Task goal - Copy out the lines that include the word "name".

— START —

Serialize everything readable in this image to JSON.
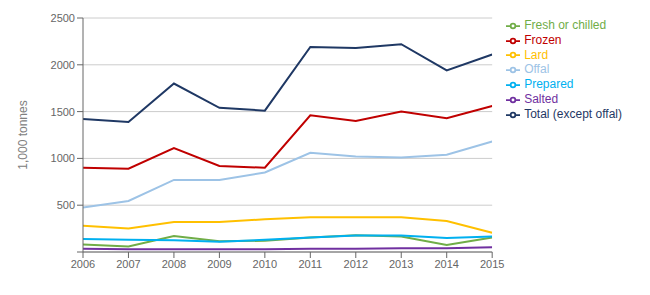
{
  "chart_data": {
    "type": "line",
    "x": [
      2006,
      2007,
      2008,
      2009,
      2010,
      2011,
      2012,
      2013,
      2014,
      2015
    ],
    "series": [
      {
        "name": "Total (except offal)",
        "color": "#1f3864",
        "values": [
          1420,
          1390,
          1800,
          1540,
          1510,
          2190,
          2180,
          2220,
          1940,
          2110
        ]
      },
      {
        "name": "Frozen",
        "color": "#c00000",
        "values": [
          900,
          890,
          1110,
          920,
          900,
          1460,
          1400,
          1500,
          1430,
          1560
        ]
      },
      {
        "name": "Fresh or chilled",
        "color": "#70ad47",
        "values": [
          80,
          60,
          170,
          115,
          120,
          155,
          180,
          165,
          75,
          155
        ]
      },
      {
        "name": "Salted",
        "color": "#7030a0",
        "values": [
          35,
          30,
          30,
          30,
          30,
          35,
          35,
          40,
          40,
          50
        ]
      },
      {
        "name": "Prepared",
        "color": "#00b0f0",
        "values": [
          140,
          130,
          125,
          110,
          130,
          155,
          175,
          175,
          150,
          165
        ]
      },
      {
        "name": "Lard",
        "color": "#ffc000",
        "values": [
          280,
          250,
          320,
          320,
          350,
          370,
          370,
          370,
          330,
          205
        ]
      },
      {
        "name": "Offal",
        "color": "#9dc3e6",
        "values": [
          475,
          545,
          770,
          770,
          850,
          1060,
          1020,
          1010,
          1040,
          1180
        ]
      }
    ],
    "ylabel": "1,000 tonnes",
    "xlim": [
      2006,
      2015
    ],
    "xticks": [
      2006,
      2007,
      2008,
      2009,
      2010,
      2011,
      2012,
      2013,
      2014,
      2015
    ],
    "ylim": [
      0,
      2500
    ],
    "yticks": [
      {
        "value": 0,
        "label": ""
      },
      500,
      1000,
      1500,
      2000,
      2500
    ],
    "grid": "y",
    "legend": "right"
  }
}
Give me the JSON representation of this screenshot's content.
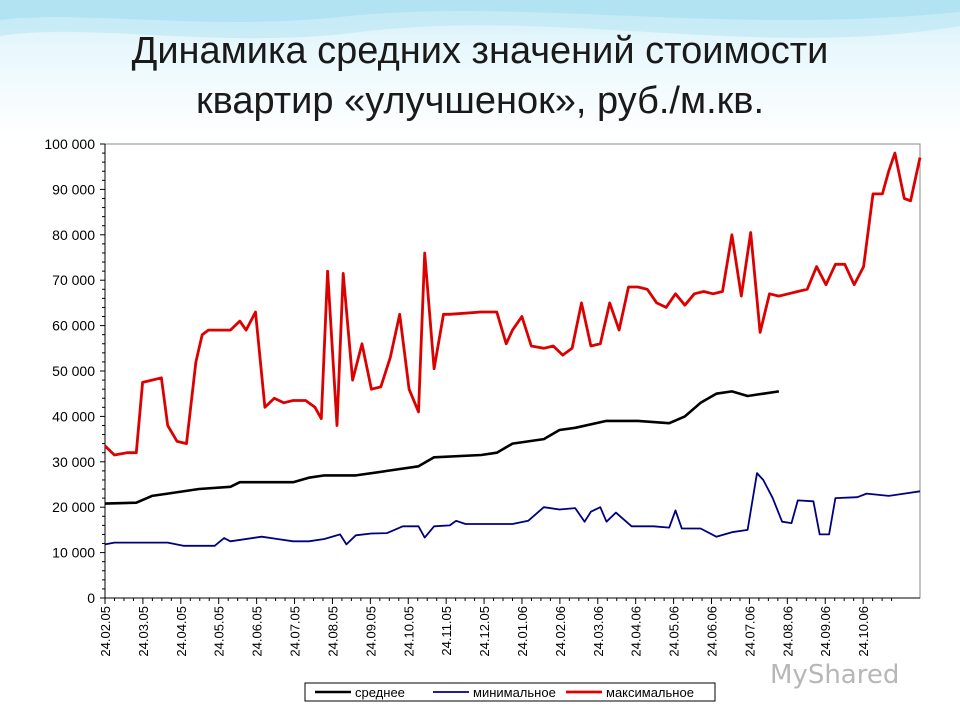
{
  "slide": {
    "title_line1": "Динамика средних значений стоимости",
    "title_line2": "квартир «улучшенок», руб./м.кв."
  },
  "watermark": "MyShared",
  "chart_data": {
    "type": "line",
    "ylim": [
      0,
      100000
    ],
    "y_ticks": [
      "100 000",
      "90 000",
      "80 000",
      "70 000",
      "60 000",
      "50 000",
      "40 000",
      "30 000",
      "20 000",
      "10 000",
      "0"
    ],
    "y_tick_values": [
      100000,
      90000,
      80000,
      70000,
      60000,
      50000,
      40000,
      30000,
      20000,
      10000,
      0
    ],
    "x_ticks": [
      "24.02.05",
      "24.03.05",
      "24.04.05",
      "24.05.05",
      "24.06.05",
      "24.07.05",
      "24.08.05",
      "24.09.05",
      "24.10.05",
      "24.11.05",
      "24.12.05",
      "24.01.06",
      "24.02.06",
      "24.03.06",
      "24.04.06",
      "24.05.06",
      "24.06.06",
      "24.07.06",
      "24.08.06",
      "24.09.06",
      "24.10.06"
    ],
    "x_range_months": [
      0,
      21.5
    ],
    "legend": [
      "среднее",
      "минимальное",
      "максимальное"
    ],
    "legend_position": "bottom",
    "grid": false,
    "series": [
      {
        "name": "среднее",
        "color": "#000000",
        "points": [
          [
            0,
            20800
          ],
          [
            1,
            21000
          ],
          [
            1.5,
            22500
          ],
          [
            2,
            23000
          ],
          [
            3,
            24000
          ],
          [
            4,
            24500
          ],
          [
            4.3,
            25500
          ],
          [
            5,
            25500
          ],
          [
            6,
            25500
          ],
          [
            6.5,
            26500
          ],
          [
            7,
            27000
          ],
          [
            8,
            27000
          ],
          [
            9,
            28000
          ],
          [
            10,
            29000
          ],
          [
            10.5,
            31000
          ],
          [
            12,
            31500
          ],
          [
            12.5,
            32000
          ],
          [
            13,
            34000
          ],
          [
            14,
            35000
          ],
          [
            14.5,
            37000
          ],
          [
            15,
            37500
          ],
          [
            16,
            39000
          ],
          [
            17,
            39000
          ],
          [
            18,
            38500
          ],
          [
            18.5,
            40000
          ],
          [
            19,
            43000
          ],
          [
            19.5,
            45000
          ],
          [
            20,
            45500
          ],
          [
            20.5,
            44500
          ],
          [
            21,
            45000
          ],
          [
            21.5,
            45500
          ]
        ]
      },
      {
        "name": "минимальное",
        "color": "#000080",
        "points": [
          [
            0,
            11800
          ],
          [
            0.3,
            12200
          ],
          [
            1,
            12200
          ],
          [
            2,
            12200
          ],
          [
            2.5,
            11500
          ],
          [
            3,
            11500
          ],
          [
            3.5,
            11500
          ],
          [
            3.8,
            13200
          ],
          [
            4,
            12500
          ],
          [
            5,
            13500
          ],
          [
            5.5,
            13000
          ],
          [
            6,
            12500
          ],
          [
            6.5,
            12500
          ],
          [
            7,
            13000
          ],
          [
            7.5,
            14000
          ],
          [
            7.7,
            11800
          ],
          [
            8,
            13800
          ],
          [
            8.5,
            14200
          ],
          [
            9,
            14300
          ],
          [
            9.5,
            15800
          ],
          [
            10,
            15800
          ],
          [
            10.2,
            13300
          ],
          [
            10.5,
            15800
          ],
          [
            11,
            16000
          ],
          [
            11.2,
            17000
          ],
          [
            11.5,
            16300
          ],
          [
            12,
            16300
          ],
          [
            13,
            16300
          ],
          [
            13.5,
            17000
          ],
          [
            14,
            20000
          ],
          [
            14.5,
            19500
          ],
          [
            15,
            19800
          ],
          [
            15.3,
            16800
          ],
          [
            15.5,
            19000
          ],
          [
            15.8,
            20000
          ],
          [
            16,
            16800
          ],
          [
            16.3,
            18800
          ],
          [
            16.8,
            15800
          ],
          [
            17.5,
            15800
          ],
          [
            18,
            15500
          ],
          [
            18.2,
            19300
          ],
          [
            18.4,
            15300
          ],
          [
            19,
            15300
          ],
          [
            19.5,
            13500
          ],
          [
            20,
            14500
          ],
          [
            20.5,
            15000
          ],
          [
            20.8,
            27500
          ],
          [
            21,
            26000
          ],
          [
            21.3,
            22000
          ],
          [
            21.6,
            16800
          ],
          [
            21.9,
            16500
          ],
          [
            22.1,
            21500
          ],
          [
            22.6,
            21300
          ],
          [
            22.8,
            14000
          ],
          [
            23.1,
            14000
          ],
          [
            23.3,
            22000
          ],
          [
            24,
            22200
          ],
          [
            24.3,
            23000
          ],
          [
            25,
            22500
          ],
          [
            25.5,
            23000
          ],
          [
            26,
            23500
          ]
        ]
      },
      {
        "name": "максимальное",
        "color": "#dd0000",
        "points": [
          [
            0,
            33500
          ],
          [
            0.3,
            31500
          ],
          [
            0.7,
            32000
          ],
          [
            1,
            32000
          ],
          [
            1.2,
            47500
          ],
          [
            1.5,
            48000
          ],
          [
            1.8,
            48500
          ],
          [
            2,
            38000
          ],
          [
            2.3,
            34500
          ],
          [
            2.6,
            34000
          ],
          [
            2.9,
            52000
          ],
          [
            3.1,
            58000
          ],
          [
            3.3,
            59000
          ],
          [
            4,
            59000
          ],
          [
            4.3,
            61000
          ],
          [
            4.5,
            59000
          ],
          [
            4.8,
            63000
          ],
          [
            5.1,
            42000
          ],
          [
            5.4,
            44000
          ],
          [
            5.7,
            43000
          ],
          [
            6,
            43500
          ],
          [
            6.4,
            43500
          ],
          [
            6.7,
            42000
          ],
          [
            6.9,
            39500
          ],
          [
            7.1,
            72000
          ],
          [
            7.4,
            38000
          ],
          [
            7.6,
            71500
          ],
          [
            7.9,
            48000
          ],
          [
            8.2,
            56000
          ],
          [
            8.5,
            46000
          ],
          [
            8.8,
            46500
          ],
          [
            9.1,
            53000
          ],
          [
            9.4,
            62500
          ],
          [
            9.7,
            46000
          ],
          [
            10.0,
            41000
          ],
          [
            10.2,
            76000
          ],
          [
            10.5,
            50500
          ],
          [
            10.8,
            62500
          ],
          [
            11,
            62500
          ],
          [
            12,
            63000
          ],
          [
            12.5,
            63000
          ],
          [
            12.8,
            56000
          ],
          [
            13,
            59000
          ],
          [
            13.3,
            62000
          ],
          [
            13.6,
            55500
          ],
          [
            14,
            55000
          ],
          [
            14.3,
            55500
          ],
          [
            14.6,
            53500
          ],
          [
            14.9,
            55000
          ],
          [
            15.2,
            65000
          ],
          [
            15.5,
            55500
          ],
          [
            15.8,
            56000
          ],
          [
            16.1,
            65000
          ],
          [
            16.4,
            59000
          ],
          [
            16.7,
            68500
          ],
          [
            17,
            68500
          ],
          [
            17.3,
            68000
          ],
          [
            17.6,
            65000
          ],
          [
            17.9,
            64000
          ],
          [
            18.2,
            67000
          ],
          [
            18.5,
            64500
          ],
          [
            18.8,
            67000
          ],
          [
            19.1,
            67500
          ],
          [
            19.4,
            67000
          ],
          [
            19.7,
            67500
          ],
          [
            20,
            80000
          ],
          [
            20.3,
            66500
          ],
          [
            20.6,
            80500
          ],
          [
            20.9,
            58500
          ],
          [
            21.2,
            67000
          ],
          [
            21.5,
            66500
          ],
          [
            21.8,
            67000
          ],
          [
            22.1,
            67500
          ],
          [
            22.4,
            68000
          ],
          [
            22.7,
            73000
          ],
          [
            23,
            69000
          ],
          [
            23.3,
            73500
          ],
          [
            23.6,
            73500
          ],
          [
            23.9,
            69000
          ],
          [
            24.2,
            73000
          ],
          [
            24.5,
            89000
          ],
          [
            24.8,
            89000
          ],
          [
            25,
            94000
          ],
          [
            25.2,
            98000
          ],
          [
            25.5,
            88000
          ],
          [
            25.7,
            87500
          ],
          [
            26,
            97000
          ]
        ]
      }
    ]
  }
}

— END —

Answer in full -
        "name": "Total (except offal)",
        "name": "Frozen",
        "name": "Fresh or chilled",
        "name": "Salted",
        "name": "Prepared",
        "name": "Lard",
        "name": "Offal",
        "name": "среднее",
        "name": "минимальное",
        "name": "максимальное",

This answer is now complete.